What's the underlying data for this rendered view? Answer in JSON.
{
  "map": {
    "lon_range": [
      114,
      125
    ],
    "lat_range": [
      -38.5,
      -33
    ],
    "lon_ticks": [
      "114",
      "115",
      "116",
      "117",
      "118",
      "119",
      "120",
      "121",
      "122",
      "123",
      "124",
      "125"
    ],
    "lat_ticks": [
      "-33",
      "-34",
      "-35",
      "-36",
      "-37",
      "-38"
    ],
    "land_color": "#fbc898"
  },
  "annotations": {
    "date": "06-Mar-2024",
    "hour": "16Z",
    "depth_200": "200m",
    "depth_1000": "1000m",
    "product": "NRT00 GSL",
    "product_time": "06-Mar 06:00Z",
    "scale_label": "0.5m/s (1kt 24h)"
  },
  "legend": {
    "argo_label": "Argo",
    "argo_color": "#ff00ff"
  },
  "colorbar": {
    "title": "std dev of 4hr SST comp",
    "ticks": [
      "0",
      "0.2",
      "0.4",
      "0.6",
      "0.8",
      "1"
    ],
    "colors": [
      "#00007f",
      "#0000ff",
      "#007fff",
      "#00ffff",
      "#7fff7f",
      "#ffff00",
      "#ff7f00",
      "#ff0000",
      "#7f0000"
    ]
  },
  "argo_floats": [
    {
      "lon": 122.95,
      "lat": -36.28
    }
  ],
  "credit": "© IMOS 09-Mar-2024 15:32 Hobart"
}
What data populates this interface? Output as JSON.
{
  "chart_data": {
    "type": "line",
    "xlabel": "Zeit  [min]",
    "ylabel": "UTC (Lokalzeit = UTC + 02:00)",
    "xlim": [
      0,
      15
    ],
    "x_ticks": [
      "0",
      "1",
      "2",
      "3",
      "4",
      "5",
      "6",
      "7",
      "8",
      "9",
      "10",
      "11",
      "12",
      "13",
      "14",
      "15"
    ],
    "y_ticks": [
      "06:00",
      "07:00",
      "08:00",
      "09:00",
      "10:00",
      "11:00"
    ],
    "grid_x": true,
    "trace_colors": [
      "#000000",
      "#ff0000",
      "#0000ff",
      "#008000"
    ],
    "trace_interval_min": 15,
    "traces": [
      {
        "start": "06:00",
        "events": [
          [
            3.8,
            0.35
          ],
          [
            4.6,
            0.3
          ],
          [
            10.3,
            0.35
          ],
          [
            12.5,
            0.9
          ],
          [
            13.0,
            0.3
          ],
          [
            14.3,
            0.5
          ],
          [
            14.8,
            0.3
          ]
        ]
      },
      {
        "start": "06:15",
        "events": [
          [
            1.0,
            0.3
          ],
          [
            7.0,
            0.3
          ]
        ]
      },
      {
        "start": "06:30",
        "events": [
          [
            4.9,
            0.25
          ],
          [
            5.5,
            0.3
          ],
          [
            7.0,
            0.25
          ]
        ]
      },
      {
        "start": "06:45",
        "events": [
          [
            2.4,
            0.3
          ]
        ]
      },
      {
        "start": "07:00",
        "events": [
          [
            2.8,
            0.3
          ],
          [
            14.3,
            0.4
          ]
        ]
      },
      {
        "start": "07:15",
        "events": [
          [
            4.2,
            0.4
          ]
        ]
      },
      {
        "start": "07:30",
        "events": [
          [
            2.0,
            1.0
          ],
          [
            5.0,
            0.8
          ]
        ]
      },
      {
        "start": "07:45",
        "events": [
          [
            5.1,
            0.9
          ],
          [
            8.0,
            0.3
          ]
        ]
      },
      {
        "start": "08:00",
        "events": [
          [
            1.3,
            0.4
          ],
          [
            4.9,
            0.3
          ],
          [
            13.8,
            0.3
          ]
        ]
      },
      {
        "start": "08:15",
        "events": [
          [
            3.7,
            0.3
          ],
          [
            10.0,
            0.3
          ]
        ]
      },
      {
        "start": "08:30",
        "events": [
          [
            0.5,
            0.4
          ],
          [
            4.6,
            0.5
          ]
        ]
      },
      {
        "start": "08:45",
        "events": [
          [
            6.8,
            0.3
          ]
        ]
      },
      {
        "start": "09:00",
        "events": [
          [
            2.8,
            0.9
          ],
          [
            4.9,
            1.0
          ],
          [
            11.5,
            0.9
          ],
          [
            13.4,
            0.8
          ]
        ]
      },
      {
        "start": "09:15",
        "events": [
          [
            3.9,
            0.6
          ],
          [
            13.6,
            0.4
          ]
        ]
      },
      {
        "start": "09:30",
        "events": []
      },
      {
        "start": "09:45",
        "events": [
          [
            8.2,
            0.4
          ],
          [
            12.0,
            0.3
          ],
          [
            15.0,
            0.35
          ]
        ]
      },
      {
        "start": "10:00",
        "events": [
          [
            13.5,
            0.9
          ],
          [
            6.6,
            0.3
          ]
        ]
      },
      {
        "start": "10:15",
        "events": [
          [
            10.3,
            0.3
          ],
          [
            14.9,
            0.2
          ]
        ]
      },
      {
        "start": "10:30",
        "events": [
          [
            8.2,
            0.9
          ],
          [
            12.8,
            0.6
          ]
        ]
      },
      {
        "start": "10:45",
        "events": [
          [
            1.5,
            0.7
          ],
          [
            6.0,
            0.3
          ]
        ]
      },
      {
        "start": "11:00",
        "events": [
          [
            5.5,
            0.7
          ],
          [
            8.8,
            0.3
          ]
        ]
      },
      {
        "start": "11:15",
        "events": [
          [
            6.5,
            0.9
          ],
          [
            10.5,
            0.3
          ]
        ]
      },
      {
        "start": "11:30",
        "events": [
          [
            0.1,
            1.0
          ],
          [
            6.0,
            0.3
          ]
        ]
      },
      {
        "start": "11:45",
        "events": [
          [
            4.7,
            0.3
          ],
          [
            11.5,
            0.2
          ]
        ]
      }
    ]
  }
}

········

### INSTRUCTION
Report back each line of the entries that holds the string "What".

### TASK SOLUTION
What's the underlying data for this rendered view? Answer in JSON.
What data populates this interface? Output as JSON.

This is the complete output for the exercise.